▶ **WHAT YOU HAVE TO DO**
Extract the entries in their exact form.

▶ **MATERIAL SHOWN**
%%

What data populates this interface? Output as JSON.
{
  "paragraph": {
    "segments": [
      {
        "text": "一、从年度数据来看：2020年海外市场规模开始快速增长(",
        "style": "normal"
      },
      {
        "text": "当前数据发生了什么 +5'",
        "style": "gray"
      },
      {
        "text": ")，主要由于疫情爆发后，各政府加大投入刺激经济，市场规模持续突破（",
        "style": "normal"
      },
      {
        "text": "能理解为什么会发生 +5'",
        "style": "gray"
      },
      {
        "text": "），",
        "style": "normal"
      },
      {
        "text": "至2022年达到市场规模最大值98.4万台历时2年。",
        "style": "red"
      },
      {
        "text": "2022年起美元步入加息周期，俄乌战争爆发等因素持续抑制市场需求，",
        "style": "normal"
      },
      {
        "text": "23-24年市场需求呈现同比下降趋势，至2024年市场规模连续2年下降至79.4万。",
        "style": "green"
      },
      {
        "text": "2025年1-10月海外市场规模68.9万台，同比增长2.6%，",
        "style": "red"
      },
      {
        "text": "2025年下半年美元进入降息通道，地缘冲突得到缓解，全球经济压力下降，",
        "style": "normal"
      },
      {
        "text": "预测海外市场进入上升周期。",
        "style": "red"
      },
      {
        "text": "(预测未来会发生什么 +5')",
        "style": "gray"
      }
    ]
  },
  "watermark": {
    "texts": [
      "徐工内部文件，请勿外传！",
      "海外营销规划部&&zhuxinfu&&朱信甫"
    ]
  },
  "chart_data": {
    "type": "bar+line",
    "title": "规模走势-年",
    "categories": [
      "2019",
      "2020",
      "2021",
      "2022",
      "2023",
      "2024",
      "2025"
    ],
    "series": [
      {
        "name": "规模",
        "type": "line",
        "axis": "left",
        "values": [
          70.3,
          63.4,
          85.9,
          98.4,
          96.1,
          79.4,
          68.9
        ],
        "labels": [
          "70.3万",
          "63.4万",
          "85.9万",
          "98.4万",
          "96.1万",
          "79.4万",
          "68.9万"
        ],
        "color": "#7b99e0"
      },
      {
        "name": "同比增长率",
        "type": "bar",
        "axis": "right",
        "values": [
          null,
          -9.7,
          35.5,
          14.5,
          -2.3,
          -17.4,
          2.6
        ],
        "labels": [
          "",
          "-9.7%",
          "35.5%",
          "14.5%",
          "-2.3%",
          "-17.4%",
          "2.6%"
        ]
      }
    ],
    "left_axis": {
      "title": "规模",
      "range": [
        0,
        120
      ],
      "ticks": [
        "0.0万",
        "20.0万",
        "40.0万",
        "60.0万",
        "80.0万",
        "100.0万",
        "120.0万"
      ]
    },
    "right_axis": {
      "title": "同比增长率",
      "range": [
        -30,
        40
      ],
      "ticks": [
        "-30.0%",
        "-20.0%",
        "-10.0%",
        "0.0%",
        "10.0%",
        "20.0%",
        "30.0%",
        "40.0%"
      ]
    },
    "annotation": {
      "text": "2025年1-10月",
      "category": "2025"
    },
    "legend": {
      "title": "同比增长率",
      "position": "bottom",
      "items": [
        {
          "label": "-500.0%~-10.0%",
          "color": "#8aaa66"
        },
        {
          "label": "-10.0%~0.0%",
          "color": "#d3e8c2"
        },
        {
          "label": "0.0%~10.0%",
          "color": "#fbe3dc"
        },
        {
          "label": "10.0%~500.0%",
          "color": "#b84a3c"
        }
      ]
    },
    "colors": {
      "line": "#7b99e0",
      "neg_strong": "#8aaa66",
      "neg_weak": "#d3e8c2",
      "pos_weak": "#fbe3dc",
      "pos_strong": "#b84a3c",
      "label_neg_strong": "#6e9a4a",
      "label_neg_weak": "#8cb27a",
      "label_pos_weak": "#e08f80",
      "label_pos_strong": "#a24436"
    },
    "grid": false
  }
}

%%

▶ **ANSWER TO THIS EXERCISE**
What data populates this interface? Output as JSON.
{
  "paragraph": {
    "segments": [
      {
        "text": "一、从年度数据来看：2020年海外市场规模开始快速增长(",
        "style": "normal"
      },
      {
        "text": "当前数据发生了什么 +5'",
        "style": "gray"
      },
      {
        "text": ")，主要由于疫情爆发后，各政府加大投入刺激经济，市场规模持续突破（",
        "style": "normal"
      },
      {
        "text": "能理解为什么会发生 +5'",
        "style": "gray"
      },
      {
        "text": "），",
        "style": "normal"
      },
      {
        "text": "至2022年达到市场规模最大值98.4万台历时2年。",
        "style": "red"
      },
      {
        "text": "2022年起美元步入加息周期，俄乌战争爆发等因素持续抑制市场需求，",
        "style": "normal"
      },
      {
        "text": "23-24年市场需求呈现同比下降趋势，至2024年市场规模连续2年下降至79.4万。",
        "style": "green"
      },
      {
        "text": "2025年1-10月海外市场规模68.9万台，同比增长2.6%，",
        "style": "red"
      },
      {
        "text": "2025年下半年美元进入降息通道，地缘冲突得到缓解，全球经济压力下降，",
        "style": "normal"
      },
      {
        "text": "预测海外市场进入上升周期。",
        "style": "red"
      },
      {
        "text": "(预测未来会发生什么 +5')",
        "style": "gray"
      }
    ]
  },
  "watermark": {
    "texts": [
      "徐工内部文件，请勿外传！",
      "海外营销规划部&&zhuxinfu&&朱信甫"
    ]
  },
  "chart_data": {
    "type": "bar+line",
    "title": "规模走势-年",
    "categories": [
      "2019",
      "2020",
      "2021",
      "2022",
      "2023",
      "2024",
      "2025"
    ],
    "series": [
      {
        "name": "规模",
        "type": "line",
        "axis": "left",
        "values": [
          70.3,
          63.4,
          85.9,
          98.4,
          96.1,
          79.4,
          68.9
        ],
        "labels": [
          "70.3万",
          "63.4万",
          "85.9万",
          "98.4万",
          "96.1万",
          "79.4万",
          "68.9万"
        ],
        "color": "#7b99e0"
      },
      {
        "name": "同比增长率",
        "type": "bar",
        "axis": "right",
        "values": [
          null,
          -9.7,
          35.5,
          14.5,
          -2.3,
          -17.4,
          2.6
        ],
        "labels": [
          "",
          "-9.7%",
          "35.5%",
          "14.5%",
          "-2.3%",
          "-17.4%",
          "2.6%"
        ]
      }
    ],
    "left_axis": {
      "title": "规模",
      "range": [
        0,
        120
      ],
      "ticks": [
        "0.0万",
        "20.0万",
        "40.0万",
        "60.0万",
        "80.0万",
        "100.0万",
        "120.0万"
      ]
    },
    "right_axis": {
      "title": "同比增长率",
      "range": [
        -30,
        40
      ],
      "ticks": [
        "-30.0%",
        "-20.0%",
        "-10.0%",
        "0.0%",
        "10.0%",
        "20.0%",
        "30.0%",
        "40.0%"
      ]
    },
    "annotation": {
      "text": "2025年1-10月",
      "category": "2025"
    },
    "legend": {
      "title": "同比增长率",
      "position": "bottom",
      "items": [
        {
          "label": "-500.0%~-10.0%",
          "color": "#8aaa66"
        },
        {
          "label": "-10.0%~0.0%",
          "color": "#d3e8c2"
        },
        {
          "label": "0.0%~10.0%",
          "color": "#fbe3dc"
        },
        {
          "label": "10.0%~500.0%",
          "color": "#b84a3c"
        }
      ]
    },
    "colors": {
      "line": "#7b99e0",
      "neg_strong": "#8aaa66",
      "neg_weak": "#d3e8c2",
      "pos_weak": "#fbe3dc",
      "pos_strong": "#b84a3c",
      "label_neg_strong": "#6e9a4a",
      "label_neg_weak": "#8cb27a",
      "label_pos_weak": "#e08f80",
      "label_pos_strong": "#a24436"
    },
    "grid": false
  }
}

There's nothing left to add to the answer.